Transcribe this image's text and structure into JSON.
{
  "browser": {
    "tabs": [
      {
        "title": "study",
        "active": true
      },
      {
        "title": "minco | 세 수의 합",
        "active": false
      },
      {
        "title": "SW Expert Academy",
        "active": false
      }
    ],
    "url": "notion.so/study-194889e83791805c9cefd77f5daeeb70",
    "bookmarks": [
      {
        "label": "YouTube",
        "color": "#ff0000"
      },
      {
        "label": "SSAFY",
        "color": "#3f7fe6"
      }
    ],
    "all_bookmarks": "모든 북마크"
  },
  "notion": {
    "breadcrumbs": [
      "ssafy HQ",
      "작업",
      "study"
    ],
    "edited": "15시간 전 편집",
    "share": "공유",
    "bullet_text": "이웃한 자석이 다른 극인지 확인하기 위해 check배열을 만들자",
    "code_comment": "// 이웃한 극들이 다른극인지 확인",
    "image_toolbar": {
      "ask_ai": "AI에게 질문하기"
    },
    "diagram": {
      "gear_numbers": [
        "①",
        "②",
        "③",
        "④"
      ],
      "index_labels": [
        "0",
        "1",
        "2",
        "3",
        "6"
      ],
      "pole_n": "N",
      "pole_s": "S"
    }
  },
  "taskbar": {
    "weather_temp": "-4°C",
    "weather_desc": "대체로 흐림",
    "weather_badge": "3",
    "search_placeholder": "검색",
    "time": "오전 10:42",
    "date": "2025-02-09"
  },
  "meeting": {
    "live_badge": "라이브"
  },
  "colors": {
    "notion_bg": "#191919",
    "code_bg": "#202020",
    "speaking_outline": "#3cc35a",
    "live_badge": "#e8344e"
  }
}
——————
§ Job: Every record above must be duplicated exactly.

§ Result of the task:
Transcribe this image's text and structure into JSON.
{
  "browser": {
    "tabs": [
      {
        "title": "study",
        "active": true
      },
      {
        "title": "minco | 세 수의 합",
        "active": false
      },
      {
        "title": "SW Expert Academy",
        "active": false
      }
    ],
    "url": "notion.so/study-194889e83791805c9cefd77f5daeeb70",
    "bookmarks": [
      {
        "label": "YouTube",
        "color": "#ff0000"
      },
      {
        "label": "SSAFY",
        "color": "#3f7fe6"
      }
    ],
    "all_bookmarks": "모든 북마크"
  },
  "notion": {
    "breadcrumbs": [
      "ssafy HQ",
      "작업",
      "study"
    ],
    "edited": "15시간 전 편집",
    "share": "공유",
    "bullet_text": "이웃한 자석이 다른 극인지 확인하기 위해 check배열을 만들자",
    "code_comment": "// 이웃한 극들이 다른극인지 확인",
    "image_toolbar": {
      "ask_ai": "AI에게 질문하기"
    },
    "diagram": {
      "gear_numbers": [
        "①",
        "②",
        "③",
        "④"
      ],
      "index_labels": [
        "0",
        "1",
        "2",
        "3",
        "6"
      ],
      "pole_n": "N",
      "pole_s": "S"
    }
  },
  "taskbar": {
    "weather_temp": "-4°C",
    "weather_desc": "대체로 흐림",
    "weather_badge": "3",
    "search_placeholder": "검색",
    "time": "오전 10:42",
    "date": "2025-02-09"
  },
  "meeting": {
    "live_badge": "라이브"
  },
  "colors": {
    "notion_bg": "#191919",
    "code_bg": "#202020",
    "speaking_outline": "#3cc35a",
    "live_badge": "#e8344e"
  }
}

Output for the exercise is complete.